## EXERCISE
Transcribe the lines from the one containing "temperature-point [213,274,226,287]" through the one containing "right-axis-tick-label: 50 [624,300,638,314]", inclusive, reproducing each without any change.

## RECORDS SHOWN

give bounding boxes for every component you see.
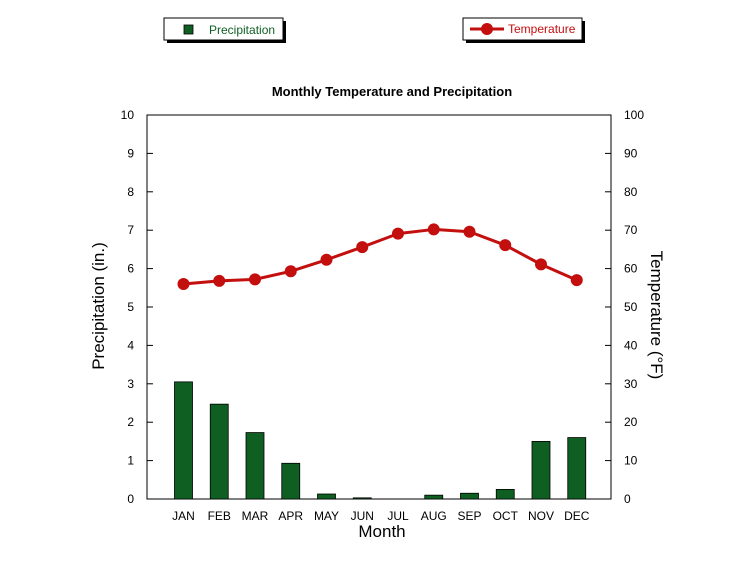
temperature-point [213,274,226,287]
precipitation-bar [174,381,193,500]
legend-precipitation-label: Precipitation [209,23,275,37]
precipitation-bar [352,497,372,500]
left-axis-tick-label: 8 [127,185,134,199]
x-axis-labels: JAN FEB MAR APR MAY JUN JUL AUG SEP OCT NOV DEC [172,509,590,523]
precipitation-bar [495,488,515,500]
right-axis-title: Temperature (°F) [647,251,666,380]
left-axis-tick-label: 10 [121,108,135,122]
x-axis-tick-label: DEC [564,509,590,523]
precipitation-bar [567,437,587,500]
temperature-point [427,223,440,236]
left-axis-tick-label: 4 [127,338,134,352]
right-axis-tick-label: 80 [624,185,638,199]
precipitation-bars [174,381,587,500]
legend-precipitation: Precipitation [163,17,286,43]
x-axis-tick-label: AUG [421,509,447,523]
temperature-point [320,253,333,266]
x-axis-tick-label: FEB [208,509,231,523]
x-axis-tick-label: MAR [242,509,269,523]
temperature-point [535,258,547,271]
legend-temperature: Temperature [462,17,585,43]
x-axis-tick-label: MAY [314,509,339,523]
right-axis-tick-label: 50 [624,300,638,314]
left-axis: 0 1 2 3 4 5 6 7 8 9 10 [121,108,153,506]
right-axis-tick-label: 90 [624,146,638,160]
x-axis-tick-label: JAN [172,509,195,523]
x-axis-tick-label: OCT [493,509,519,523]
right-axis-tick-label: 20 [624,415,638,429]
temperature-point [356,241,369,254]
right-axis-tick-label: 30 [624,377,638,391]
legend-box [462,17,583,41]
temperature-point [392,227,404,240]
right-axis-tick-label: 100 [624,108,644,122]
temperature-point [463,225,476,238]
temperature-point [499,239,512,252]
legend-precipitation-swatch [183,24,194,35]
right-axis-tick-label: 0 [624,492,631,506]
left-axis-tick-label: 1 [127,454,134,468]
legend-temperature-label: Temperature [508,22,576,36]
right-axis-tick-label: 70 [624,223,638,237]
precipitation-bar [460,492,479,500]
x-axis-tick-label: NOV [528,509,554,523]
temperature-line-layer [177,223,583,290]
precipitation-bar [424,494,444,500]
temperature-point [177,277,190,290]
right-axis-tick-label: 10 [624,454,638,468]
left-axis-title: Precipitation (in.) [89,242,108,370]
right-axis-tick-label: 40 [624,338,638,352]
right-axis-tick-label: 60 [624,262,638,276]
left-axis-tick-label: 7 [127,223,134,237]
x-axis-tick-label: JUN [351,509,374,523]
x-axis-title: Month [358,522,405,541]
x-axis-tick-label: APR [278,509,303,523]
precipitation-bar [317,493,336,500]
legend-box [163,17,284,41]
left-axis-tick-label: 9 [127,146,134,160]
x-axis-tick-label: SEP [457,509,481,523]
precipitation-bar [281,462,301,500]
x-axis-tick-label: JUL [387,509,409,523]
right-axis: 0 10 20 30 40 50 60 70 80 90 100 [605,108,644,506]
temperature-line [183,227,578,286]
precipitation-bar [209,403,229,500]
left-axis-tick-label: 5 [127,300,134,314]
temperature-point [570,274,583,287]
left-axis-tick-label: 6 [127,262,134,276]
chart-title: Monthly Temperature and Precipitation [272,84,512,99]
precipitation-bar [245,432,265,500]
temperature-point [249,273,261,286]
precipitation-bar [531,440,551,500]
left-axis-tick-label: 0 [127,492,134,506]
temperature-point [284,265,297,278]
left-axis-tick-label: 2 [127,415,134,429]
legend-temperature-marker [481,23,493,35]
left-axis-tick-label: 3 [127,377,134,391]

* * *

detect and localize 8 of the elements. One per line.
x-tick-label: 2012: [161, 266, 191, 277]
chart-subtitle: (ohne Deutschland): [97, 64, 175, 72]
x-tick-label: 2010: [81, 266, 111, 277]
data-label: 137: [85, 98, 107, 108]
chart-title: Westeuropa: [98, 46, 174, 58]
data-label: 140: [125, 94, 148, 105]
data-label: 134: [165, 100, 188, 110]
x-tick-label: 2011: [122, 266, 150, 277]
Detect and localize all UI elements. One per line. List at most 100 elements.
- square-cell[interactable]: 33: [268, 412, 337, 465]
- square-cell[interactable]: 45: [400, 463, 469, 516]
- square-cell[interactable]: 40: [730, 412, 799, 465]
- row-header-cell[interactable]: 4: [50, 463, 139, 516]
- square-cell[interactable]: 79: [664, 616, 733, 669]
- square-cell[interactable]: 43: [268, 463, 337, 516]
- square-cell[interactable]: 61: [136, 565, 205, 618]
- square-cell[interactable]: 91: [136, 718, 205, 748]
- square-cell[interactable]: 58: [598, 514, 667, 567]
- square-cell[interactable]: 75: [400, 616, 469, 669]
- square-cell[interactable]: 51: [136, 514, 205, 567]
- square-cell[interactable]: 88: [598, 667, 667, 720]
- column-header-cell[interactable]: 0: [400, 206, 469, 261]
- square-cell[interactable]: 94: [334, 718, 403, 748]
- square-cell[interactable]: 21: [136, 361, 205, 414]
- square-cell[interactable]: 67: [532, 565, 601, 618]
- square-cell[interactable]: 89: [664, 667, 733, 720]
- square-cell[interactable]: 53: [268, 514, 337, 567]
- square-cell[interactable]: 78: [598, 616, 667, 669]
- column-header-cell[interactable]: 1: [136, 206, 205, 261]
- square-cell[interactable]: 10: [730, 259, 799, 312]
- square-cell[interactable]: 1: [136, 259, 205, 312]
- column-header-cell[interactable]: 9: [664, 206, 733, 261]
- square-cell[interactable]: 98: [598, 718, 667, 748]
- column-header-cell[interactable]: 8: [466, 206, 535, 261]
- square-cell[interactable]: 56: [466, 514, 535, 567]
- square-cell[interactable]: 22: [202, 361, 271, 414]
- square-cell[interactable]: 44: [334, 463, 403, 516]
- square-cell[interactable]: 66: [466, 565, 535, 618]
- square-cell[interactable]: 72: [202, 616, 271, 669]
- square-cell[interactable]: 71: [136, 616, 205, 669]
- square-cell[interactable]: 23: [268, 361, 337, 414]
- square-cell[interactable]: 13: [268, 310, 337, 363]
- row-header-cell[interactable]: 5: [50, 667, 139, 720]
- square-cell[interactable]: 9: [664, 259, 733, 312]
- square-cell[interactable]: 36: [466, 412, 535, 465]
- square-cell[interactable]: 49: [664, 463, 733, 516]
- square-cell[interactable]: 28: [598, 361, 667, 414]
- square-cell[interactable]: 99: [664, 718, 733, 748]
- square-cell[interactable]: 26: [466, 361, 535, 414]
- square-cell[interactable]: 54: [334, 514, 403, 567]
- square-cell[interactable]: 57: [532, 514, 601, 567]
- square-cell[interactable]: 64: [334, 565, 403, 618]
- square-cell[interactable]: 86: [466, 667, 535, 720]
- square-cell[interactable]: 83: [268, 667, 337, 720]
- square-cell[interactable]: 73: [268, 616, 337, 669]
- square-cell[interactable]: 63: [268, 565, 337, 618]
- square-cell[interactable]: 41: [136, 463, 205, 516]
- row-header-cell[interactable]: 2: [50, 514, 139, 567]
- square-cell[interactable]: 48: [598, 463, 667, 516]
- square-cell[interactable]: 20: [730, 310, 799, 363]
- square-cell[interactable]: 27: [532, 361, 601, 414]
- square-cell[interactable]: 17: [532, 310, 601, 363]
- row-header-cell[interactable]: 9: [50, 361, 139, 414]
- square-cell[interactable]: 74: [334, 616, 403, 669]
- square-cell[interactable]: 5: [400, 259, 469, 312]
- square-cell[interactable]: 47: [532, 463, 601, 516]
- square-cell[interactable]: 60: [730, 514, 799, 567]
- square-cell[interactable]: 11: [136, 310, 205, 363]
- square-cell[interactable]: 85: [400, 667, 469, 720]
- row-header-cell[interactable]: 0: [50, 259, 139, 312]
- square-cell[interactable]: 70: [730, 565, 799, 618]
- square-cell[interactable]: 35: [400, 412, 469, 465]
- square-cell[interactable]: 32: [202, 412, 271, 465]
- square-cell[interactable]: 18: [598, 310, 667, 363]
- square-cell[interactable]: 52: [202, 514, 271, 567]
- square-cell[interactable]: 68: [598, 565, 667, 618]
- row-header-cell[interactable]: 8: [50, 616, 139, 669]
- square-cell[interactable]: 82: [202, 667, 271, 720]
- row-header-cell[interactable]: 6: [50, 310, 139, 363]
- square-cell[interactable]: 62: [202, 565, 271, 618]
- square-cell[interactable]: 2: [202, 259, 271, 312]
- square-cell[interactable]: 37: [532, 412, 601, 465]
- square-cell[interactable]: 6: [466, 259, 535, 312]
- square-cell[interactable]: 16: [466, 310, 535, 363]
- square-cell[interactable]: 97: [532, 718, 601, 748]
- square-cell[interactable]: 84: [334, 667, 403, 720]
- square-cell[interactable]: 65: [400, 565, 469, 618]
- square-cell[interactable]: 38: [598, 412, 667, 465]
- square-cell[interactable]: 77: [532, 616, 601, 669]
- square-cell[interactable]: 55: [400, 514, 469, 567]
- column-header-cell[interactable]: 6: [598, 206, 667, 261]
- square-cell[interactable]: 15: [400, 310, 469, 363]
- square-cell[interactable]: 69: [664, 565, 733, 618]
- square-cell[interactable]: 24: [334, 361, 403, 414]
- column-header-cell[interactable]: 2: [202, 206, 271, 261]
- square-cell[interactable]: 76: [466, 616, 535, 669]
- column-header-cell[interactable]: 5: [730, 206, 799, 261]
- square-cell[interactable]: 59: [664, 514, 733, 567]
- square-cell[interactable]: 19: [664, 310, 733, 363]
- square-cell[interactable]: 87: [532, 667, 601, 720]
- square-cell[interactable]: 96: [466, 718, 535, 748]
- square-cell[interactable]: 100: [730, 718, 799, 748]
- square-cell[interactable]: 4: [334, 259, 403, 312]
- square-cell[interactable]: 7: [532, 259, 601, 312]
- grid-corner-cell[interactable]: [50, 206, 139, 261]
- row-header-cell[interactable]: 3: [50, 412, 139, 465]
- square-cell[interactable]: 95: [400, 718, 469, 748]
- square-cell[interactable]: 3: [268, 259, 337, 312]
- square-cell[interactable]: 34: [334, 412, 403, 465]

==

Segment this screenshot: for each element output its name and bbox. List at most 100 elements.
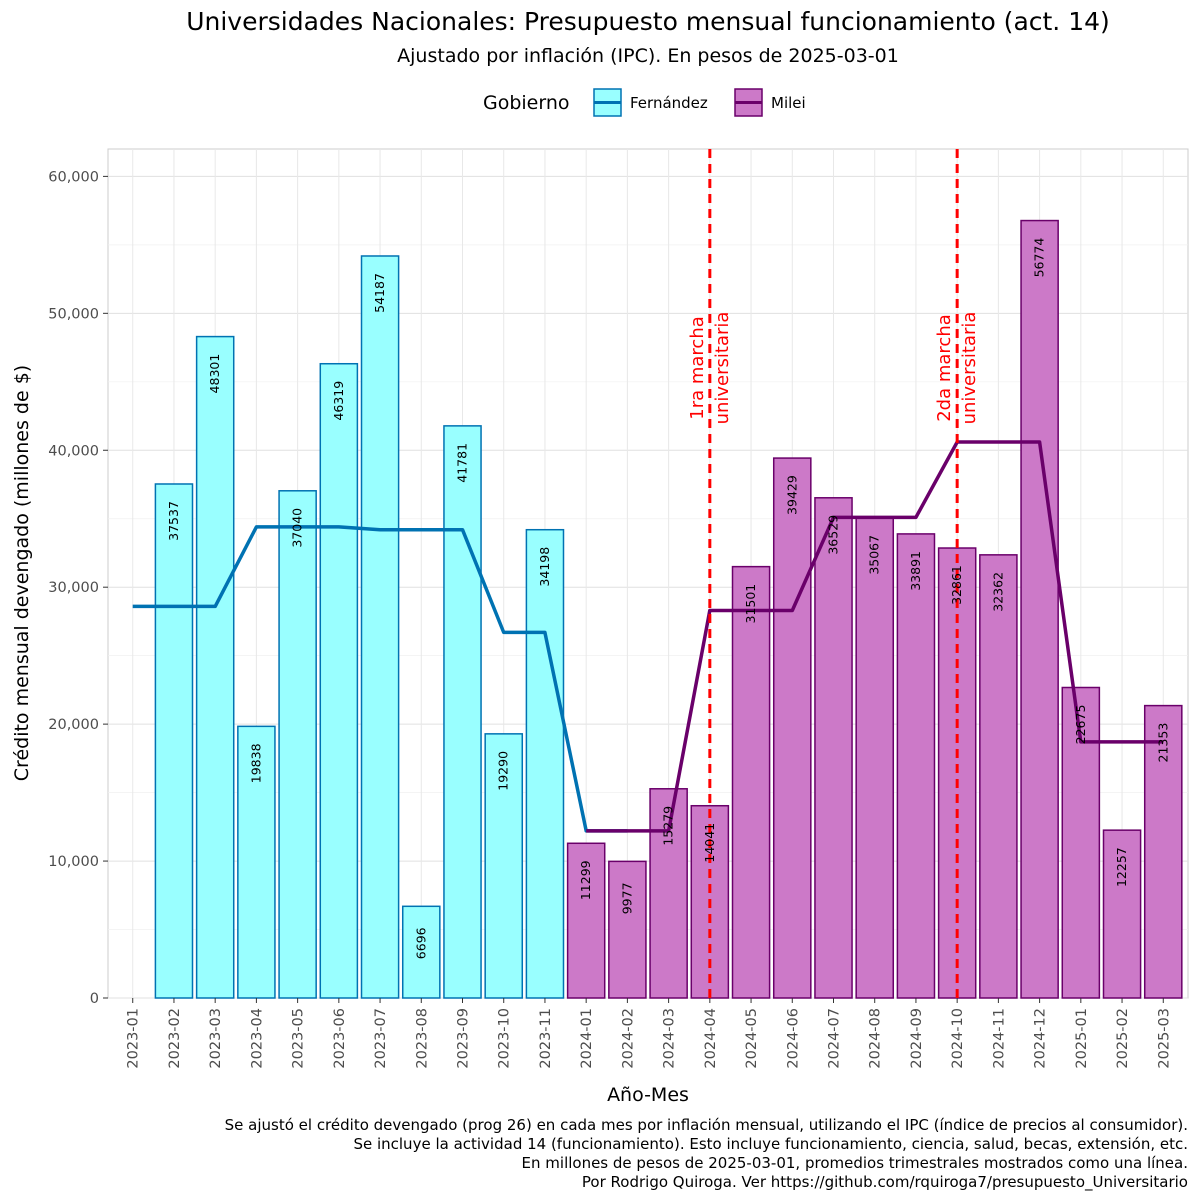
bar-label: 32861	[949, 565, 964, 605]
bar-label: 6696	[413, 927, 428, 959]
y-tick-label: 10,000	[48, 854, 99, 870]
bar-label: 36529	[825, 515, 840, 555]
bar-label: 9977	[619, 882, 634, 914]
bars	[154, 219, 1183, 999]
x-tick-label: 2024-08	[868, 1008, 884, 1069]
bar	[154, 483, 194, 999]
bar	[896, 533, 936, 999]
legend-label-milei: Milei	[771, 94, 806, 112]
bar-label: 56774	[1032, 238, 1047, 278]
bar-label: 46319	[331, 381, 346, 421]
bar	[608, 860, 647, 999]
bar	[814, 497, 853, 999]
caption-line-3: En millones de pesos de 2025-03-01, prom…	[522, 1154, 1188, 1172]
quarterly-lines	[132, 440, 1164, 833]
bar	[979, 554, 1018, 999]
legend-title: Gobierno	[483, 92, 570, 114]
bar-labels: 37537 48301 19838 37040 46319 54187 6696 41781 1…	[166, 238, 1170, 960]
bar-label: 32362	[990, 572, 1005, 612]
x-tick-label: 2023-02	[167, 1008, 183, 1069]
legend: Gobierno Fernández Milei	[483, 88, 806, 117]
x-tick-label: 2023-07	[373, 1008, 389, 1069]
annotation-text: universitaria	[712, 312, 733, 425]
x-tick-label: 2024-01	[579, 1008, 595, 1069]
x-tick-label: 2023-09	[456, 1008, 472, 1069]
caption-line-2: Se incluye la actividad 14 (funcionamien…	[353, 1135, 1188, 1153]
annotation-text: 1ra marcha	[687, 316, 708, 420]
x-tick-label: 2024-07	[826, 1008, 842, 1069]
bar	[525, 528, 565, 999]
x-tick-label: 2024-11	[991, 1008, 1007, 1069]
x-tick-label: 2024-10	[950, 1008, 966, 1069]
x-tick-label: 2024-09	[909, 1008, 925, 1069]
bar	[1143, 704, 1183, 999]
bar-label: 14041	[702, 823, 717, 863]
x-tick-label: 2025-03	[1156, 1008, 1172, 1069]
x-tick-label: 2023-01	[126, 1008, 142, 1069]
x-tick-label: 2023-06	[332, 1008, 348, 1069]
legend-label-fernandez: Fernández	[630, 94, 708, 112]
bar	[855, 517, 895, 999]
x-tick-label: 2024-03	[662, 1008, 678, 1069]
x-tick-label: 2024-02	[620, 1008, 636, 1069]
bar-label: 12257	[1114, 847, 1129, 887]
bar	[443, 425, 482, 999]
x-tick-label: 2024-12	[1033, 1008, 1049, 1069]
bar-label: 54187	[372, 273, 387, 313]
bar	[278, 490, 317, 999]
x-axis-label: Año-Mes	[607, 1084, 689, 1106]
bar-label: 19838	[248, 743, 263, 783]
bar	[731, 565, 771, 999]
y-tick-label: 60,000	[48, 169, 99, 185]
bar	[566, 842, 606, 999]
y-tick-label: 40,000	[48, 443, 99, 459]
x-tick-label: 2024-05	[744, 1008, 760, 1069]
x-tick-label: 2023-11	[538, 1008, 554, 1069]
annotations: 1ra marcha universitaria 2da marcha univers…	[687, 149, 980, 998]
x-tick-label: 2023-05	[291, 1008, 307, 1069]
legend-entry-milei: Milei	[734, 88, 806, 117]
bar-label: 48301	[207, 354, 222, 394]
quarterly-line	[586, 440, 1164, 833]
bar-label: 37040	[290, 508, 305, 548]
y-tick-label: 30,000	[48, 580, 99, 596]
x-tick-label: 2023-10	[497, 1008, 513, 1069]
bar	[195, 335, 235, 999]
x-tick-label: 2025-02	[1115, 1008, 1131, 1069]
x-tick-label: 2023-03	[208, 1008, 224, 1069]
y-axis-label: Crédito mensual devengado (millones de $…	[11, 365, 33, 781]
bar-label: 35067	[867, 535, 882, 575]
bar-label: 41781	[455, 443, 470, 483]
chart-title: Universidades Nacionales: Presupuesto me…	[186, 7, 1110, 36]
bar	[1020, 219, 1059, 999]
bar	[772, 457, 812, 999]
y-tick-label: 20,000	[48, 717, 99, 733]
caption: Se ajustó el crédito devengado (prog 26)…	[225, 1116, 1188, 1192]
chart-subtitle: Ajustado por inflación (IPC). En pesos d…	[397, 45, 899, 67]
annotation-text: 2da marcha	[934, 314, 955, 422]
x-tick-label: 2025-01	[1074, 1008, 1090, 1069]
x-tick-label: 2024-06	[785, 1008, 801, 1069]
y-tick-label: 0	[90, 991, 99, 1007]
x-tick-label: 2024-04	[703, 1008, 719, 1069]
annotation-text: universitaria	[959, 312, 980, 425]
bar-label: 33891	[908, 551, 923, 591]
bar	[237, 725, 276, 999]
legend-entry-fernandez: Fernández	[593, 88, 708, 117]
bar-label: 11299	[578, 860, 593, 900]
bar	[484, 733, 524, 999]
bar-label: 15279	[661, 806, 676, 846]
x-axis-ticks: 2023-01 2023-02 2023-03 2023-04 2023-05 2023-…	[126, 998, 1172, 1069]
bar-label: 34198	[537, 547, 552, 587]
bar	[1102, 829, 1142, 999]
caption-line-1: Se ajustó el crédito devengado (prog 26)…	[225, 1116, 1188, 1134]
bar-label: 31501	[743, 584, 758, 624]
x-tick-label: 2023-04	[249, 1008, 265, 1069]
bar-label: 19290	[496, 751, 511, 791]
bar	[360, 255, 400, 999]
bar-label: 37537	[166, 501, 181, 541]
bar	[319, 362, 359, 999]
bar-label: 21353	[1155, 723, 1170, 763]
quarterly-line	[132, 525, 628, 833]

## ANSWER IN FULL
temperature-point [213,274,226,287]
precipitation-bar [174,381,193,500]
legend-precipitation-label: Precipitation [209,23,275,37]
precipitation-bar [352,497,372,500]
left-axis-tick-label: 8 [127,185,134,199]
x-axis-labels: JAN FEB MAR APR MAY JUN JUL AUG SEP OCT NOV DEC [172,509,590,523]
precipitation-bar [495,488,515,500]
right-axis-title: Temperature (°F) [647,251,666,380]
left-axis-tick-label: 10 [121,108,135,122]
x-axis-tick-label: DEC [564,509,590,523]
precipitation-bar [567,437,587,500]
temperature-point [427,223,440,236]
left-axis-tick-label: 4 [127,338,134,352]
right-axis-tick-label: 80 [624,185,638,199]
precipitation-bars [174,381,587,500]
legend-precipitation: Precipitation [163,17,286,43]
x-axis-tick-label: AUG [421,509,447,523]
temperature-point [320,253,333,266]
x-axis-tick-label: FEB [208,509,231,523]
x-axis-tick-label: MAR [242,509,269,523]
temperature-point [535,258,547,271]
legend-temperature: Temperature [462,17,585,43]
x-axis-tick-label: MAY [314,509,339,523]
right-axis-tick-label: 50 [624,300,638,314]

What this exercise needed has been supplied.